§ **Recorded information**
[Start]

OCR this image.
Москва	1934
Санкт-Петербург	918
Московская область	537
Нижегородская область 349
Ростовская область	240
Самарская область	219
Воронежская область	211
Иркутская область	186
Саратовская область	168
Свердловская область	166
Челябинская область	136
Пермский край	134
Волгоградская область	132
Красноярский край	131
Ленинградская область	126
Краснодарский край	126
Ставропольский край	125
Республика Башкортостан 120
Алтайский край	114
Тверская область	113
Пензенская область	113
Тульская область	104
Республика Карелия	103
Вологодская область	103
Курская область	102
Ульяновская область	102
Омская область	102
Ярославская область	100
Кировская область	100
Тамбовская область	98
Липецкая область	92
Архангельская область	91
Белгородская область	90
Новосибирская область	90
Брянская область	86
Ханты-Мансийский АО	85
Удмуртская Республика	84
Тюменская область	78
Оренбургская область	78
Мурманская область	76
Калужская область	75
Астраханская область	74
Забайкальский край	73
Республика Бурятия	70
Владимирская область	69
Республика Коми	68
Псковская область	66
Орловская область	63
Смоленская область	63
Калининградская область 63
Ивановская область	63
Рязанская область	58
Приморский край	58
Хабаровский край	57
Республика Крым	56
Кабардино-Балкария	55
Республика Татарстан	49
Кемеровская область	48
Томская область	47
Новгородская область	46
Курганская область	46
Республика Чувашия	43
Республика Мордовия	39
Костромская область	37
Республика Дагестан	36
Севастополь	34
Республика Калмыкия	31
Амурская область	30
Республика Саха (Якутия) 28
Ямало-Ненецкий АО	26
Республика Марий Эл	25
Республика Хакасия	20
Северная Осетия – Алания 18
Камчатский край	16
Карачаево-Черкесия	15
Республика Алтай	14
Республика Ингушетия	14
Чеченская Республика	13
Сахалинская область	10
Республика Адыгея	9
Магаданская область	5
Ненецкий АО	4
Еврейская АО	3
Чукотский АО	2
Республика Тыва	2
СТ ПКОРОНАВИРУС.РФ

[End]

§ **Exercise goal**
Transcribe all of the material exactly. Omit nothing.

§ **Response**
OCR this image.
Москва	1934
Санкт-Петербург	918
Московская область	537
Нижегородская область 349
Ростовская область	240
Самарская область	219
Воронежская область	211
Иркутская область	186
Саратовская область	168
Свердловская область	166
Челябинская область	136
Пермский край	134
Волгоградская область	132
Красноярский край	131
Ленинградская область	126
Краснодарский край	126
Ставропольский край	125
Республика Башкортостан 120
Алтайский край	114
Тверская область	113
Пензенская область	113
Тульская область	104
Республика Карелия	103
Вологодская область	103
Курская область	102
Ульяновская область	102
Омская область	102
Ярославская область	100
Кировская область	100
Тамбовская область	98
Липецкая область	92
Архангельская область	91
Белгородская область	90
Новосибирская область	90
Брянская область	86
Ханты-Мансийский АО	85
Удмуртская Республика	84
Тюменская область	78
Оренбургская область	78
Мурманская область	76
Калужская область	75
Астраханская область	74
Забайкальский край	73
Республика Бурятия	70
Владимирская область	69
Республика Коми	68
Псковская область	66
Орловская область	63
Смоленская область	63
Калининградская область 63
Ивановская область	63
Рязанская область	58
Приморский край	58
Хабаровский край	57
Республика Крым	56
Кабардино-Балкария	55
Республика Татарстан	49
Кемеровская область	48
Томская область	47
Новгородская область	46
Курганская область	46
Республика Чувашия	43
Республика Мордовия	39
Костромская область	37
Республика Дагестан	36
Севастополь	34
Республика Калмыкия	31
Амурская область	30
Республика Саха (Якутия) 28
Ямало-Ненецкий АО	26
Республика Марий Эл	25
Республика Хакасия	20
Северная Осетия – Алания 18
Камчатский край	16
Карачаево-Черкесия	15
Республика Алтай	14
Республика Ингушетия	14
Чеченская Республика	13
Сахалинская область	10
Республика Адыгея	9
Магаданская область	5
Ненецкий АО	4
Еврейская АО	3
Чукотский АО	2
Республика Тыва	2
СТ ПКОРОНАВИРУС.РФ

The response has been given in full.